_Exercise requirements:_ Check every line below for the word "aadressilt" and copy the ones that have it.

Extracted data entries
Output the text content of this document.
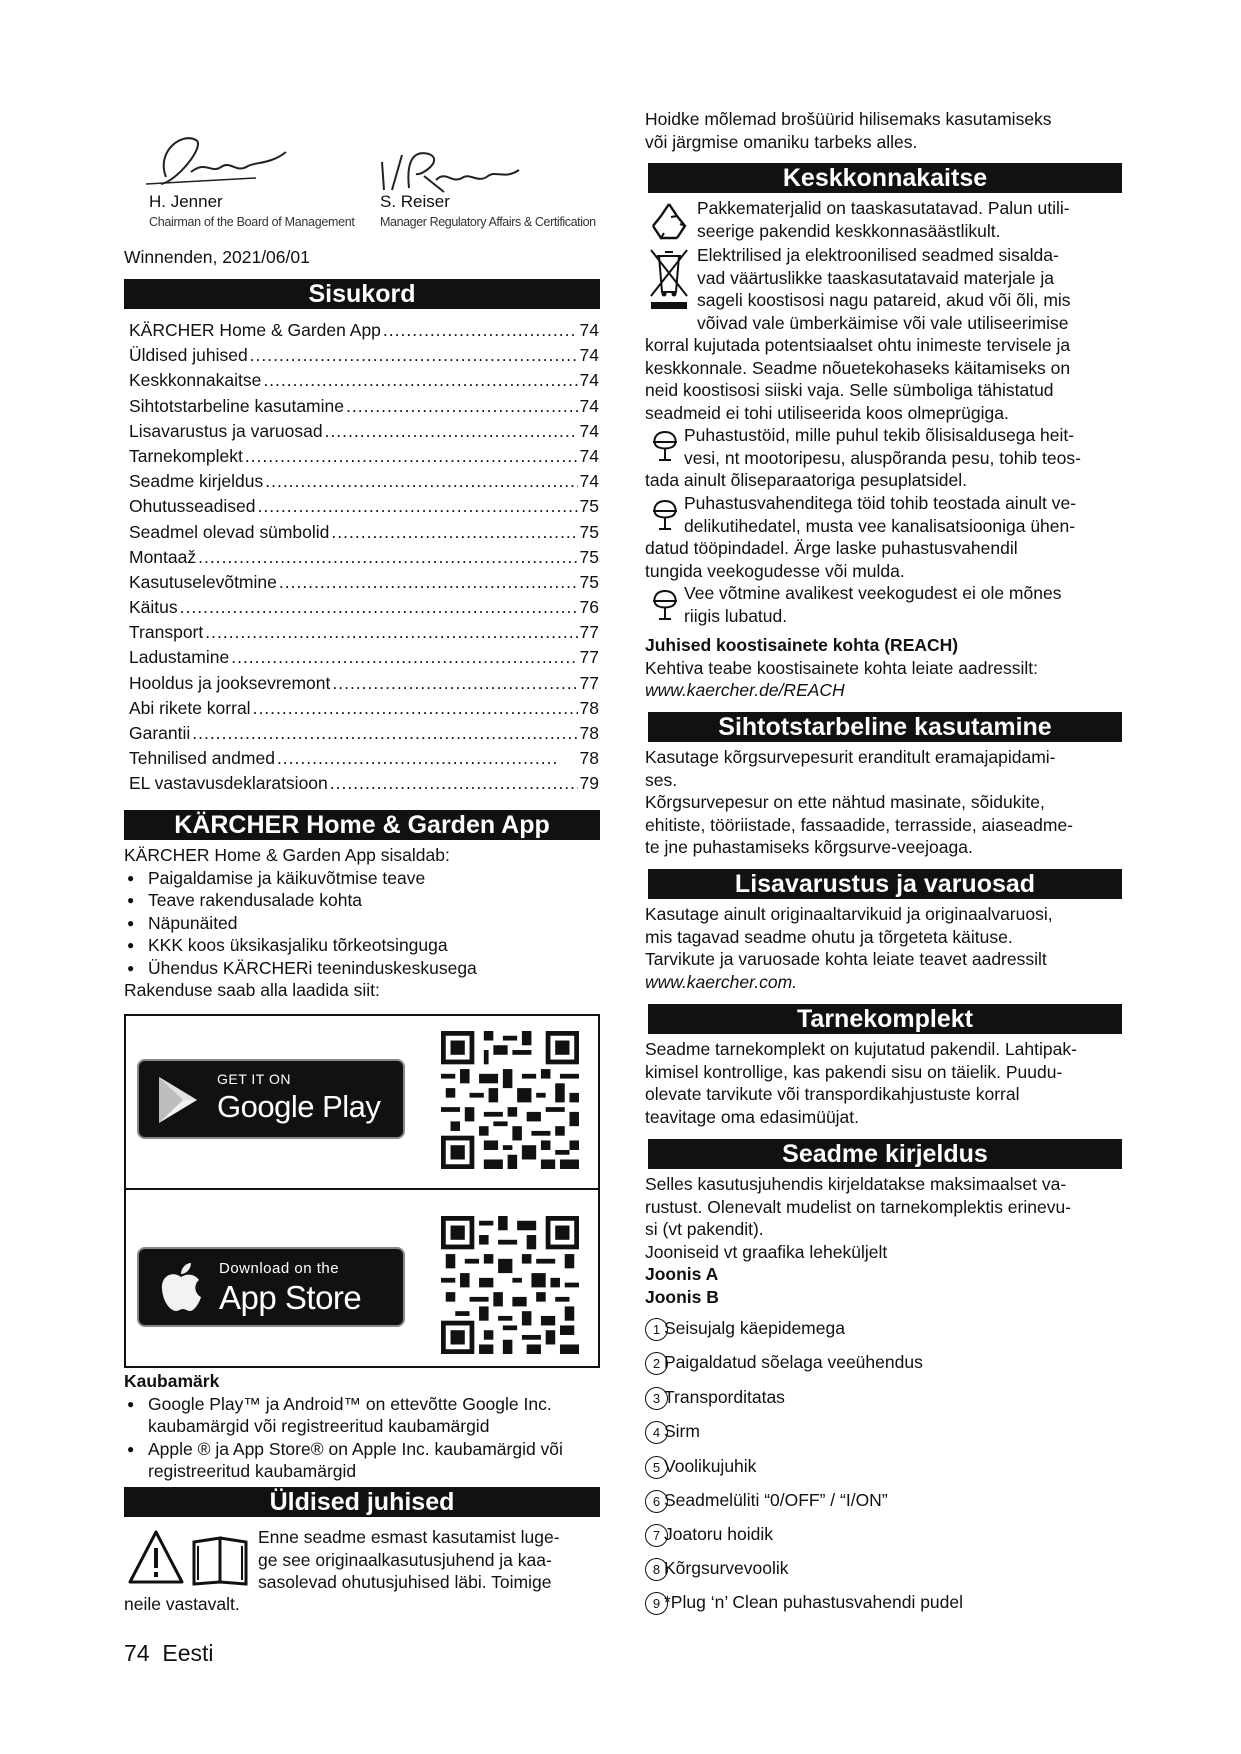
H. Jenner
Chairman of the Board of Management
S. Reiser
Manager Regulatory Affairs & Certification
Winnenden, 2021/06/01
Sisukord
KÄRCHER Home & Garden App .....	74
Üldised juhised .....	74
Keskkonnakaitse .....	74
Sihtotstarbeline kasutamine .....	74
Lisavarustus ja varuosad .....	74
Tarnekomplekt .....	74
Seadme kirjeldus .....	74
Ohutusseadised .....	75
Seadmel olevad sümbolid .....	75
Montaaž .....	75
Kasutuselevõtmine .....	75
Käitus .....	76
Transport .....	77
Ladustamine .....	77
Hooldus ja jooksevremont .....	77
Abi rikete korral .....	78
Garantii .....	78
Tehnilised andmed .....	78
EL vastavusdeklaratsioon .....	79
KÄRCHER Home & Garden App
KÄRCHER Home & Garden App sisaldab:
● Paigaldamise ja käikuvõtmise teave
● Teave rakendusalade kohta
● Näpunäited
● KKK koos üksikasjaliku tõrkeotsinguga
● Ühendus KÄRCHERi teeninduskeskusega
Rakenduse saab alla laadida siit:
GET IT ON
Google Play
Download on the
App Store
Kaubamärk
● Google Play™ ja Android™ on ettevõtte Google Inc.
kaubamärgid või registreeritud kaubamärgid
● Apple ® ja App Store® on Apple Inc. kaubamärgid või
registreeritud kaubamärgid
Üldised juhised
Enne seadme esmast kasutamist luge-
ge see originaalkasutusjuhend ja kaa-
sasolevad ohutusjuhised läbi. Toimige
neile vastavalt.
74 Eesti
Hoidke mõlemad brošüürid hilisemaks kasutamiseks
või järgmise omaniku tarbeks alles.
Keskkonnakaitse
Pakkematerjalid on taaskasutatavad. Palun utili-
seerige pakendid keskkonnasäästlikult.
Elektrilised ja elektroonilised seadmed sisalda-
vad väärtuslikke taaskasutatavaid materjale ja
sageli koostisosi nagu patareid, akud või õli, mis
võivad vale ümberkäimise või vale utiliseerimise
korral kujutada potentsiaalset ohtu inimeste tervisele ja
keskkonnale. Seadme nõuetekohaseks käitamiseks on
neid koostisosi siiski vaja. Selle sümboliga tähistatud
seadmeid ei tohi utiliseerida koos olmeprügiga.
Puhastustöid, mille puhul tekib õlisisaldusega heit-
vesi, nt mootoripesu, aluspõranda pesu, tohib teos-
tada ainult õliseparaatoriga pesuplatsidel.
Puhastusvahenditega töid tohib teostada ainult ve-
delikutihedatel, musta vee kanalisatsiooniga ühen-
datud tööpindadel. Ärge laske puhastusvahendil
tungida veekogudesse või mulda.
Vee võtmine avalikest veekogudest ei ole mõnes
riigis lubatud.
Juhised koostisainete kohta (REACH)
Kehtiva teabe koostisainete kohta leiate aadressilt:
www.kaercher.de/REACH
Sihtotstarbeline kasutamine
Kasutage kõrgsurvepesurit eranditult eramajapidami-
ses.
Kõrgsurvepesur on ette nähtud masinate, sõidukite,
ehitiste, tööriistade, fassaadide, terrasside, aiaseadme-
te jne puhastamiseks kõrgsurve-veejoaga.
Lisavarustus ja varuosad
Kasutage ainult originaaltarvikuid ja originaalvaruosi,
mis tagavad seadme ohutu ja tõrgeteta käituse.
Tarvikute ja varuosade kohta leiate teavet aadressilt
www.kaercher.com.
Tarnekomplekt
Seadme tarnekomplekt on kujutatud pakendil. Lahtipak-
kimisel kontrollige, kas pakendi sisu on täielik. Puudu-
olevate tarvikute või transpordikahjustuste korral
teavitage oma edasimüüjat.
Seadme kirjeldus
Selles kasutusjuhendis kirjeldatakse maksimaalset va-
rustust. Olenevalt mudelist on tarnekomplektis erinevu-
si (vt pakendit).
Jooniseid vt graafika leheküljelt
Joonis A
Joonis B
1 Seisujalg käepidemega
2 Paigaldatud sõelaga veeühendus
3 Transporditatas
4 Sirm
5 Voolikujuhik
6 Seadmelüliti “0/OFF” / “I/ON”
7 Joatoru hoidik
8 Kõrgsurvevoolik
9 *Plug ‘n’ Clean puhastusvahendi pudel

_Exercise solution:_
Kehtiva teabe koostisainete kohta leiate aadressilt:
Tarvikute ja varuosade kohta leiate teavet aadressilt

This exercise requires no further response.